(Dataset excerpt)
• • • •

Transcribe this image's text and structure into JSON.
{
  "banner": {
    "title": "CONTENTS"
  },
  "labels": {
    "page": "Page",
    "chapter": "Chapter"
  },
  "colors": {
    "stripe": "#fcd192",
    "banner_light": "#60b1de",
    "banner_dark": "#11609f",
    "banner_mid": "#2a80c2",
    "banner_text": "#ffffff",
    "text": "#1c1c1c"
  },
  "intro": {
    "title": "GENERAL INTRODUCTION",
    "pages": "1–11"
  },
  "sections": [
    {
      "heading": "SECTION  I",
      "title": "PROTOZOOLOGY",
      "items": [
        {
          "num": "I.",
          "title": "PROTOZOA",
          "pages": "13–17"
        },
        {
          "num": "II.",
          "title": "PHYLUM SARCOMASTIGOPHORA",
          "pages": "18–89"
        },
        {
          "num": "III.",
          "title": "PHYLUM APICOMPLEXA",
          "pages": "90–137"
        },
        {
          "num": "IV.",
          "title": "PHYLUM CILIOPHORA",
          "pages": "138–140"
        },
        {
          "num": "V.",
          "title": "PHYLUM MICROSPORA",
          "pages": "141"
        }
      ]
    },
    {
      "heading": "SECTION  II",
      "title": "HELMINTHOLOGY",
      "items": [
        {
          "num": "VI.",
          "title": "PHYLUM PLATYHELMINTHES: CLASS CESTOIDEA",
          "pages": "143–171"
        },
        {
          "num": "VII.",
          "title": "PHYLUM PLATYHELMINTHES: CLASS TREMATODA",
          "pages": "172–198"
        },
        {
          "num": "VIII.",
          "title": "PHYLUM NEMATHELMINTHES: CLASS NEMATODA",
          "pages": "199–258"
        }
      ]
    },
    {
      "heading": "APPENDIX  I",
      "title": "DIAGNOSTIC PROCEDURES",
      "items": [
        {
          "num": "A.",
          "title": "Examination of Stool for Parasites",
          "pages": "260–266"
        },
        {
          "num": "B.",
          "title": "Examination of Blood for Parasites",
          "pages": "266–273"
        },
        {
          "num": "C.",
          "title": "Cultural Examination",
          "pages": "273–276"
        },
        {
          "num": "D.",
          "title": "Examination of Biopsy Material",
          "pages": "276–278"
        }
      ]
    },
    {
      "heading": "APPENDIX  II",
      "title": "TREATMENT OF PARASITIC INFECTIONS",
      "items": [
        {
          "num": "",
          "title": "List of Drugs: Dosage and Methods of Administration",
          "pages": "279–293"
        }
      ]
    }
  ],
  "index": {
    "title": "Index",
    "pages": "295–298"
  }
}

• • • •

Using the records above, select and copy every line that has the word "CLASS".

          "title": "PHYLUM PLATYHELMINTHES: CLASS CESTOIDEA",
          "title": "PHYLUM PLATYHELMINTHES: CLASS TREMATODA",
          "title": "PHYLUM NEMATHELMINTHES: CLASS NEMATODA",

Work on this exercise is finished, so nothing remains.